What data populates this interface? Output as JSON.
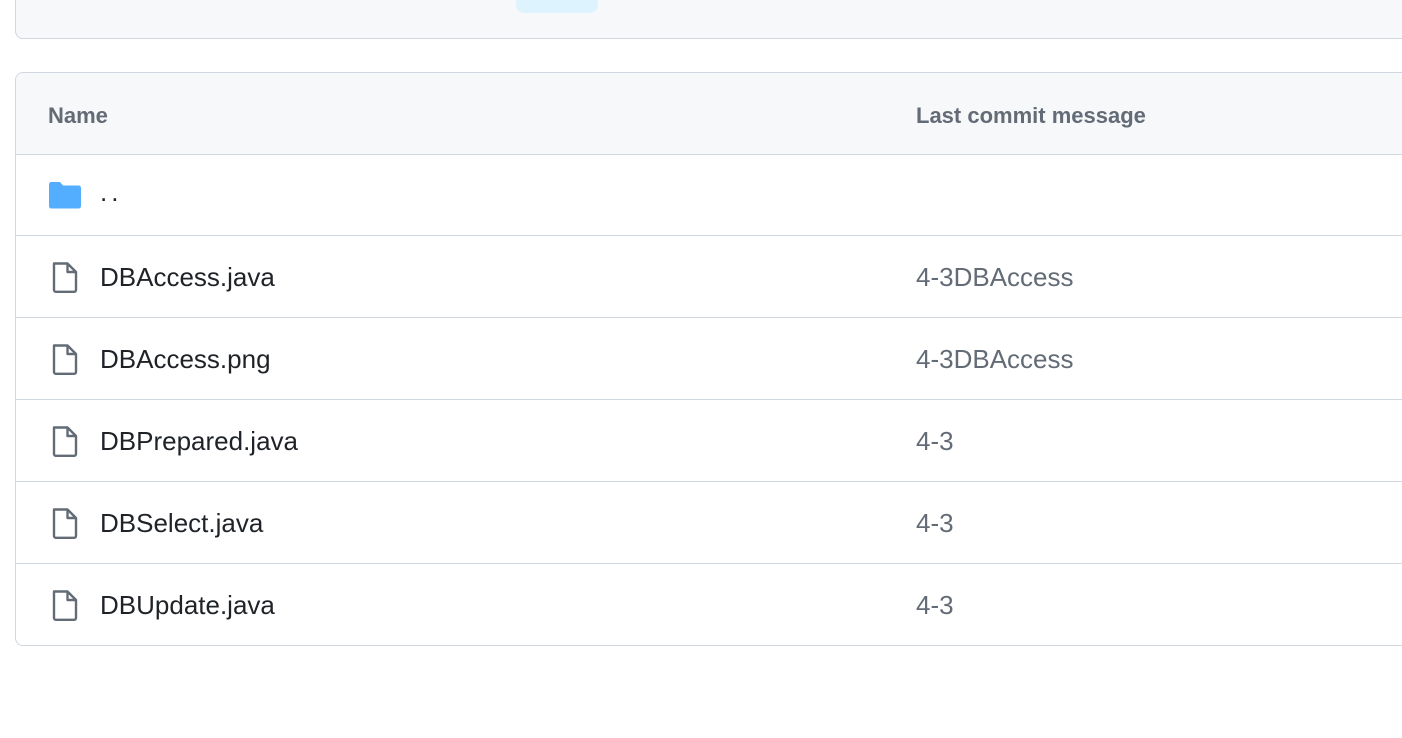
{
  "colors": {
    "border": "#d0d7de",
    "header_bg": "#f6f8fa",
    "folder_icon": "#54aeff",
    "muted_text": "#636c76",
    "primary_text": "#1f2328"
  },
  "table": {
    "headers": {
      "name": "Name",
      "message": "Last commit message"
    },
    "parent_row": {
      "label": "..",
      "icon": "folder-icon"
    },
    "rows": [
      {
        "name": "DBAccess.java",
        "message": "4-3DBAccess",
        "icon": "file-icon"
      },
      {
        "name": "DBAccess.png",
        "message": "4-3DBAccess",
        "icon": "file-icon"
      },
      {
        "name": "DBPrepared.java",
        "message": "4-3",
        "icon": "file-icon"
      },
      {
        "name": "DBSelect.java",
        "message": "4-3",
        "icon": "file-icon"
      },
      {
        "name": "DBUpdate.java",
        "message": "4-3",
        "icon": "file-icon"
      }
    ]
  }
}
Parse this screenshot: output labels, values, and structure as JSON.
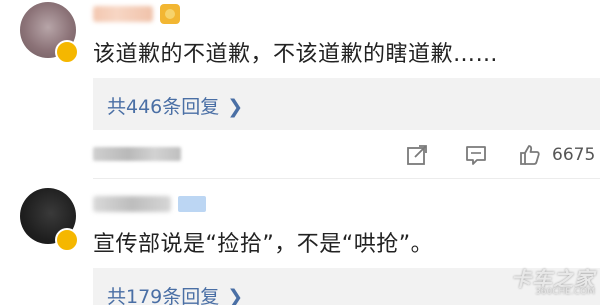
{
  "comments": [
    {
      "text": "该道歉的不道歉，不该道歉的瞎道歉……",
      "reply_link": "共446条回复",
      "like_count": "6675"
    },
    {
      "text": "宣传部说是“捡拾”，不是“哄抢”。",
      "reply_link": "共179条回复"
    }
  ],
  "icons": {
    "reply_arrow": "chevron-right-icon",
    "share": "share-icon",
    "comment": "comment-icon",
    "like": "thumbs-up-icon"
  },
  "colors": {
    "link": "#4a6fa5",
    "text": "#222222",
    "reply_bg": "#f2f2f2",
    "badge": "#f5b700"
  },
  "watermark": {
    "main": "卡车之家",
    "sub": "360CHE.COM"
  }
}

### Your goal:
From the data, collect all lines where the string "java" appears.

### Full answer:
        "name": "DBAccess.java",
        "name": "DBPrepared.java",
        "name": "DBSelect.java",
        "name": "DBUpdate.java",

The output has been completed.